(begin)

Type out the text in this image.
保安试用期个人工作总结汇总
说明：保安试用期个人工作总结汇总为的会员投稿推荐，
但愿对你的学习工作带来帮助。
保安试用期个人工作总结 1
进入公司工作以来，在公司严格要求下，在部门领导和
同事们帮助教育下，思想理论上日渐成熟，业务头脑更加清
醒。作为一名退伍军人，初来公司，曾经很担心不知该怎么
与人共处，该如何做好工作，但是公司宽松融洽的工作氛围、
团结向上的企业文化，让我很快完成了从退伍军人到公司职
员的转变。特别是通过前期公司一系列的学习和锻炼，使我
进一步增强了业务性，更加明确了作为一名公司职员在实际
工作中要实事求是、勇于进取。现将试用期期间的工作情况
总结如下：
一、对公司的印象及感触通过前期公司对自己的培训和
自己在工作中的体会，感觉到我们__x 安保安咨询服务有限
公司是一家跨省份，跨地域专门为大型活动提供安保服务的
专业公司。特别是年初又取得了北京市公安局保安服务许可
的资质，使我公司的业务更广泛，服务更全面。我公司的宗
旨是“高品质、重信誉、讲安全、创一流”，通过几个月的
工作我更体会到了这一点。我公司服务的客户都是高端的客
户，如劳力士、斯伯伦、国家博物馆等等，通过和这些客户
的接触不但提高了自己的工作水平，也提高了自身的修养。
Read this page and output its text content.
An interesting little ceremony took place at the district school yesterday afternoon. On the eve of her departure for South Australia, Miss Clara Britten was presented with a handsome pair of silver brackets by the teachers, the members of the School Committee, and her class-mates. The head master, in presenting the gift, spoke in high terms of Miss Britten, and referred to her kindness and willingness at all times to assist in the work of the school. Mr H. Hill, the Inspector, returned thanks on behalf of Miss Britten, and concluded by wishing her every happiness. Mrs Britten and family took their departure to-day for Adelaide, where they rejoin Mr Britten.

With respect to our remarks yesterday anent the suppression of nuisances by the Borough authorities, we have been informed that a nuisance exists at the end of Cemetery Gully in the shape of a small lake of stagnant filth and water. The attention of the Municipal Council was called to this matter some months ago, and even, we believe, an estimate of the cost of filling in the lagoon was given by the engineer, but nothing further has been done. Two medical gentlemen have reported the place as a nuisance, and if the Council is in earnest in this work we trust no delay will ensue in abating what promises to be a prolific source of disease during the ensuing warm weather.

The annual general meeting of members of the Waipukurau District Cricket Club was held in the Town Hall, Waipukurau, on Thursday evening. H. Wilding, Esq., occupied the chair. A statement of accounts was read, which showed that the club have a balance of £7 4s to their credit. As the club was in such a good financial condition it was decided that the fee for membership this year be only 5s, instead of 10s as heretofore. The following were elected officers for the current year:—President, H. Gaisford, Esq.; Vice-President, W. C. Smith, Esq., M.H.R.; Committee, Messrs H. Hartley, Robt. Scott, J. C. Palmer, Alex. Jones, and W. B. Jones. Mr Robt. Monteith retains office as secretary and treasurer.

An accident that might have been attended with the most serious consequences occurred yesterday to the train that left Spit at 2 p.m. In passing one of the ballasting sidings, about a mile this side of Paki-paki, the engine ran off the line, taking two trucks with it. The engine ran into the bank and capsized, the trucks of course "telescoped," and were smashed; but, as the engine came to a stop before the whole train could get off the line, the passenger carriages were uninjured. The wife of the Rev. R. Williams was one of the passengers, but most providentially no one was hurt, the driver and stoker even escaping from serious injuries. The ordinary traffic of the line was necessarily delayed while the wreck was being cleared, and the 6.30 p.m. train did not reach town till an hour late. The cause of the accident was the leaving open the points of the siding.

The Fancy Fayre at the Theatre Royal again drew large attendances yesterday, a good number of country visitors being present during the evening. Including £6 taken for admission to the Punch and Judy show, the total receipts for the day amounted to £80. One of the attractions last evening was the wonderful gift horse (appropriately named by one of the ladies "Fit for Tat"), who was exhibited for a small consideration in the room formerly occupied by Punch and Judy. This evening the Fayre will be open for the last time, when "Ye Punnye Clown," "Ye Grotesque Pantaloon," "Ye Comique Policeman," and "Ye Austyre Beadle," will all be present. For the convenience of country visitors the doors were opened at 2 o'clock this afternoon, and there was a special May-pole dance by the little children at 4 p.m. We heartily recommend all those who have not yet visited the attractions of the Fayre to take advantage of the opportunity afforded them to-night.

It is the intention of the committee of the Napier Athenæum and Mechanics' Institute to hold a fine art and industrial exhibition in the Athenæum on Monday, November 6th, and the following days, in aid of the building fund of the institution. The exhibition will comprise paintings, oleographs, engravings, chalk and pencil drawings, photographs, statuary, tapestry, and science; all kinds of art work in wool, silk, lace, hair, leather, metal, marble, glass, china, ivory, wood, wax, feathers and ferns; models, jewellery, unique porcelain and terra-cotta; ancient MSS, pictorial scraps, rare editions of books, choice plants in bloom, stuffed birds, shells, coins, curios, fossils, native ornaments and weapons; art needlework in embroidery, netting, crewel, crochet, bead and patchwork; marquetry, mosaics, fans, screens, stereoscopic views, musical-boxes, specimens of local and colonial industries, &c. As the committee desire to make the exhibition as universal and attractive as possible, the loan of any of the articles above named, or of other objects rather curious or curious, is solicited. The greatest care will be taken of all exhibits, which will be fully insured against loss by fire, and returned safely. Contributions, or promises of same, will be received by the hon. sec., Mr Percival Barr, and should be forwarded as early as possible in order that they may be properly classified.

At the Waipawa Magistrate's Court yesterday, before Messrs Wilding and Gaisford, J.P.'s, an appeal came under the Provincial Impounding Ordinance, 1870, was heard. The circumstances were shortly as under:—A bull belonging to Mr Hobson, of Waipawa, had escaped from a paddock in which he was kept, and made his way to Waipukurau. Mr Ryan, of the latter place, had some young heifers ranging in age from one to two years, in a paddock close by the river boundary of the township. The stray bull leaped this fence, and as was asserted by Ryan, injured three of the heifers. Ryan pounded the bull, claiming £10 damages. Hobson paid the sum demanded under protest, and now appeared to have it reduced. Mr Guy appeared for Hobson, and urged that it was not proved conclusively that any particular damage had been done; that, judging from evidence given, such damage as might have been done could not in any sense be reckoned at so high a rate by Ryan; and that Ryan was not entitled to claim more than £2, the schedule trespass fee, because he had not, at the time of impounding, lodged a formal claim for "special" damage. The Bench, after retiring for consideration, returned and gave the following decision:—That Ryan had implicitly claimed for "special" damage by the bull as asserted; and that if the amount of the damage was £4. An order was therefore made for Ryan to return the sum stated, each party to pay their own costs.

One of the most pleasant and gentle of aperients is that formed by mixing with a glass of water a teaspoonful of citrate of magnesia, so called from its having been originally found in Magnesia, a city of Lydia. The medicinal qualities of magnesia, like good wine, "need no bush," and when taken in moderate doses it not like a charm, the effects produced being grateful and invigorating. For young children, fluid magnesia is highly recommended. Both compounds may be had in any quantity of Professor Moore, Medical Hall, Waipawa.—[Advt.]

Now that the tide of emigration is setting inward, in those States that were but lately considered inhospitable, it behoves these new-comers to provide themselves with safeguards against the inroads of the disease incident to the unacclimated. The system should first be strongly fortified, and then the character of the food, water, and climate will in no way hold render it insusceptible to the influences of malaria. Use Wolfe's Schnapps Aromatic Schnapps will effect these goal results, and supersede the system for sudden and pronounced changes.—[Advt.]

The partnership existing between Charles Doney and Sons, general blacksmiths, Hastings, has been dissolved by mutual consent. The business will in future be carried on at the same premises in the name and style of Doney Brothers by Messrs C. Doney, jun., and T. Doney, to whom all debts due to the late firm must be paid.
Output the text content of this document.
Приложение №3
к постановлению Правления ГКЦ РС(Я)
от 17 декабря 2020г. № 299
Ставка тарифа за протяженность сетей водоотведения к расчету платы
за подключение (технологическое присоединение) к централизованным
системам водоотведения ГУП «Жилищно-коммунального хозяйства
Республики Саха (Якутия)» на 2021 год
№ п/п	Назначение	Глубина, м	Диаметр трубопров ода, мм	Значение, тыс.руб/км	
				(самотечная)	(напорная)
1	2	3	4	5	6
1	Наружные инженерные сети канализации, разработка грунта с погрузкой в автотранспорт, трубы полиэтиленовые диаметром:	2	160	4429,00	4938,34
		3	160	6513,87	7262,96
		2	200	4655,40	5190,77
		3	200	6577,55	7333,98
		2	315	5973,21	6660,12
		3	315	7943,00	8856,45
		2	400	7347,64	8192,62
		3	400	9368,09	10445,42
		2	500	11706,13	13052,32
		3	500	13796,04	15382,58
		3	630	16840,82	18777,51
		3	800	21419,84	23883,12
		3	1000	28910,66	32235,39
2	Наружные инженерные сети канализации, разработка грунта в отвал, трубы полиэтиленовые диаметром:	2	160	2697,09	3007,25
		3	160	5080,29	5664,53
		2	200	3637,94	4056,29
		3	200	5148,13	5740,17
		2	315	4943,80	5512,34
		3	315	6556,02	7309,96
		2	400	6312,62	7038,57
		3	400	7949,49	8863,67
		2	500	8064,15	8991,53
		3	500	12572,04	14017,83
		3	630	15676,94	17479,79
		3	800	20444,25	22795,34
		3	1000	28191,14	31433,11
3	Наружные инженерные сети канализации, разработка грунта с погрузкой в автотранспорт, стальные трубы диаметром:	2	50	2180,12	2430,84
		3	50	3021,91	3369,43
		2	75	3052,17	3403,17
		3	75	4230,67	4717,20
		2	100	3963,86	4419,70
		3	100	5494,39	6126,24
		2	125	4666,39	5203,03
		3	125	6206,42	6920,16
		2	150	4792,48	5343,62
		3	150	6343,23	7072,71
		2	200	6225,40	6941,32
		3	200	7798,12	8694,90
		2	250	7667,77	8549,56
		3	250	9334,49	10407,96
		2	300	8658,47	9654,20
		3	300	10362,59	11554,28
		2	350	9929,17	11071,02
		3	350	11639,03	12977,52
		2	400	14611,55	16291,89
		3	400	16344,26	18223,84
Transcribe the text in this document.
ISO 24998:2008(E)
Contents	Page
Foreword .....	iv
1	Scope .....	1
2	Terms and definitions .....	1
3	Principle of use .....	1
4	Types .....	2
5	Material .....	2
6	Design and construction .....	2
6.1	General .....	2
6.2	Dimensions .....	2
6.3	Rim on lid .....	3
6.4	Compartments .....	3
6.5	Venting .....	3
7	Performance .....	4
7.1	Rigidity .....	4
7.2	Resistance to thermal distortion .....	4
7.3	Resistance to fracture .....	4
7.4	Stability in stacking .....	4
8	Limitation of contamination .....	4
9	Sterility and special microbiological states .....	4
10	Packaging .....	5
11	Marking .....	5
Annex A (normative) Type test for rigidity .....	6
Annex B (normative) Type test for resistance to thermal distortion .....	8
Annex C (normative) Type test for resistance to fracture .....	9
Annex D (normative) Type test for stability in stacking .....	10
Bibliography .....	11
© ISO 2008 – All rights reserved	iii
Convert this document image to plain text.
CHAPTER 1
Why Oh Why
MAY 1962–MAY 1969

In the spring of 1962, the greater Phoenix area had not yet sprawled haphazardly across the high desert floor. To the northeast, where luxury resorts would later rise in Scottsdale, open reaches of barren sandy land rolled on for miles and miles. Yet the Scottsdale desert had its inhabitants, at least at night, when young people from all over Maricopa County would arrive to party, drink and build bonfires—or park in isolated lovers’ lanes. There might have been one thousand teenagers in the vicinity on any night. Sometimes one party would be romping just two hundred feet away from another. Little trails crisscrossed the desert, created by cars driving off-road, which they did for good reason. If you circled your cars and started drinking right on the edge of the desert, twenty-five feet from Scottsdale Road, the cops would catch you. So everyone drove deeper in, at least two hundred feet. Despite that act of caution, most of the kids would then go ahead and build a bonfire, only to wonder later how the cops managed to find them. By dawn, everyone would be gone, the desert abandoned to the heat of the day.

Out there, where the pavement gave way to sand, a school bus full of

(end)

> _WORK TO COMPLETE_: Calculate how many lines of the material include the string "водоотведения", and state that number by itself.

> _ANSWER TO THIS TASK_: 2